Please pull out every line in the records below that contains the string "Reported", treating uppercase and lowercase as different.

----

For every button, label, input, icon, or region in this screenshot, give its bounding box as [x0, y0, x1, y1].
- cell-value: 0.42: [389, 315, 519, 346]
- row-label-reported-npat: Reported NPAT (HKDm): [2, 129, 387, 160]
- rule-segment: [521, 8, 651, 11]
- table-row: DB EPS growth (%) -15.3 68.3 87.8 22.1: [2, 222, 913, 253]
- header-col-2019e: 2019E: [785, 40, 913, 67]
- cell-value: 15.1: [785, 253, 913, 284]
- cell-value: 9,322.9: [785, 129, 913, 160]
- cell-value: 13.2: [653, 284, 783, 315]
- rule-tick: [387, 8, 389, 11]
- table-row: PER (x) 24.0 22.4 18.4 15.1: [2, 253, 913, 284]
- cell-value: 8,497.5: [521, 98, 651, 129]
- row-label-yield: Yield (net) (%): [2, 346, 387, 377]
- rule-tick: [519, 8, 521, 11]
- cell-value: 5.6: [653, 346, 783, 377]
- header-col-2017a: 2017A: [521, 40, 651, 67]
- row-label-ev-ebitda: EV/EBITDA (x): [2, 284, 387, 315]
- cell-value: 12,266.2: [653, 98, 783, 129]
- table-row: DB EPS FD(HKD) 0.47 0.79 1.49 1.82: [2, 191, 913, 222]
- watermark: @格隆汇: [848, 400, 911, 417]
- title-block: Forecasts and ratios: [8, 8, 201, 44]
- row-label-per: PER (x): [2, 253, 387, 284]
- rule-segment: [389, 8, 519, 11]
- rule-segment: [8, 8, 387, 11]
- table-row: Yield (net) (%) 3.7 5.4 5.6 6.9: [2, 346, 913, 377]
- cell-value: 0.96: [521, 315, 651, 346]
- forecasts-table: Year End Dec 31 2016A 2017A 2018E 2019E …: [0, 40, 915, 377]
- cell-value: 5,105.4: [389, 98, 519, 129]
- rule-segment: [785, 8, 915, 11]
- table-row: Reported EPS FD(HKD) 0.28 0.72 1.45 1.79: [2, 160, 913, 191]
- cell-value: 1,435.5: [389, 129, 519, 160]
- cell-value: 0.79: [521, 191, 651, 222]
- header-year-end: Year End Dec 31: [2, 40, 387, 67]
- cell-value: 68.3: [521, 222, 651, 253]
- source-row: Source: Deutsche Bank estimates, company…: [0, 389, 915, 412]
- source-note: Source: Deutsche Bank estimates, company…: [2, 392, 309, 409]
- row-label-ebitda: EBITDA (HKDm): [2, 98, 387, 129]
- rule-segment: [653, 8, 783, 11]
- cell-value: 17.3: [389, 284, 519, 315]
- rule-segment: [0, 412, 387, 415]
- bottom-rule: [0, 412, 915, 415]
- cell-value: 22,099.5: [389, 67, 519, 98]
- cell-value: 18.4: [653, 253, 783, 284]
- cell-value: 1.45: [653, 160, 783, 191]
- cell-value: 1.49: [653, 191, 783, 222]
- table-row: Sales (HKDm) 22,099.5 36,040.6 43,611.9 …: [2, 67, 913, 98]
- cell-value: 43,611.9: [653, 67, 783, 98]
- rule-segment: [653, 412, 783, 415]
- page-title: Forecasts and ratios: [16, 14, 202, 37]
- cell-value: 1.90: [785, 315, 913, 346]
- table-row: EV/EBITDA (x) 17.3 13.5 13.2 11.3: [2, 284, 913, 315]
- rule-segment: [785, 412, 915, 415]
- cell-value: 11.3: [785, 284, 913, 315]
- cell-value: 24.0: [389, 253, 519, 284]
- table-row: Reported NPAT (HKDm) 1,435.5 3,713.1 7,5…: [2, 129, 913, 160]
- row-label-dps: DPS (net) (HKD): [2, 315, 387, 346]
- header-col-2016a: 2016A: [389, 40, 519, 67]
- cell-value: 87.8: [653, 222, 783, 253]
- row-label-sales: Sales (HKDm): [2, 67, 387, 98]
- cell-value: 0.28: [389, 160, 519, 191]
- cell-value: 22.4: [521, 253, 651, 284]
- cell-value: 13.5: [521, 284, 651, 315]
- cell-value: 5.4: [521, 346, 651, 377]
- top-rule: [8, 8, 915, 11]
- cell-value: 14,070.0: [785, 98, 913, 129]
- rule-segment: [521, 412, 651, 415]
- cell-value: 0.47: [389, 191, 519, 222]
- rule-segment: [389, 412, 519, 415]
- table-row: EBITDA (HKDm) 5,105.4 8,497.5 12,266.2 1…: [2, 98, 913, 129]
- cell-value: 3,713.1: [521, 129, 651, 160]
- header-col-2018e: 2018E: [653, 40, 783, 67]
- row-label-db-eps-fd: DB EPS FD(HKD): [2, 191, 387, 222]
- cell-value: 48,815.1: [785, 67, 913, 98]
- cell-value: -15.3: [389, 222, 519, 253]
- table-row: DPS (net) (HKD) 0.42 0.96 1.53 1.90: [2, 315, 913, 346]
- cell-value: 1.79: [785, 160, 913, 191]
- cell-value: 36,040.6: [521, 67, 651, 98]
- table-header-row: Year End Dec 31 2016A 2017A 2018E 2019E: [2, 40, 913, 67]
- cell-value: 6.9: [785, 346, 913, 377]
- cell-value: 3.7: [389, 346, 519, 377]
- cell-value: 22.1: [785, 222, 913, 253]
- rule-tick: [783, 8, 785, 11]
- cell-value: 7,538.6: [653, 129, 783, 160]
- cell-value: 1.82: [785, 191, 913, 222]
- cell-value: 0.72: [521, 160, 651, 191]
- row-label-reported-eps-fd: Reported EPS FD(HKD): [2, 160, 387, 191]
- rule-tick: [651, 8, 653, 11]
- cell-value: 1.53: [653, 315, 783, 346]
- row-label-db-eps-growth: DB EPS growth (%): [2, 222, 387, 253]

----

* [WRITTEN RESPONSE]:
- row-label-reported-npat: Reported NPAT (HKDm): [2, 129, 387, 160]
- table-row: Reported EPS FD(HKD) 0.28 0.72 1.45 1.79: [2, 160, 913, 191]
- table-row: Reported NPAT (HKDm) 1,435.5 3,713.1 7,5…: [2, 129, 913, 160]
- row-label-reported-eps-fd: Reported EPS FD(HKD): [2, 160, 387, 191]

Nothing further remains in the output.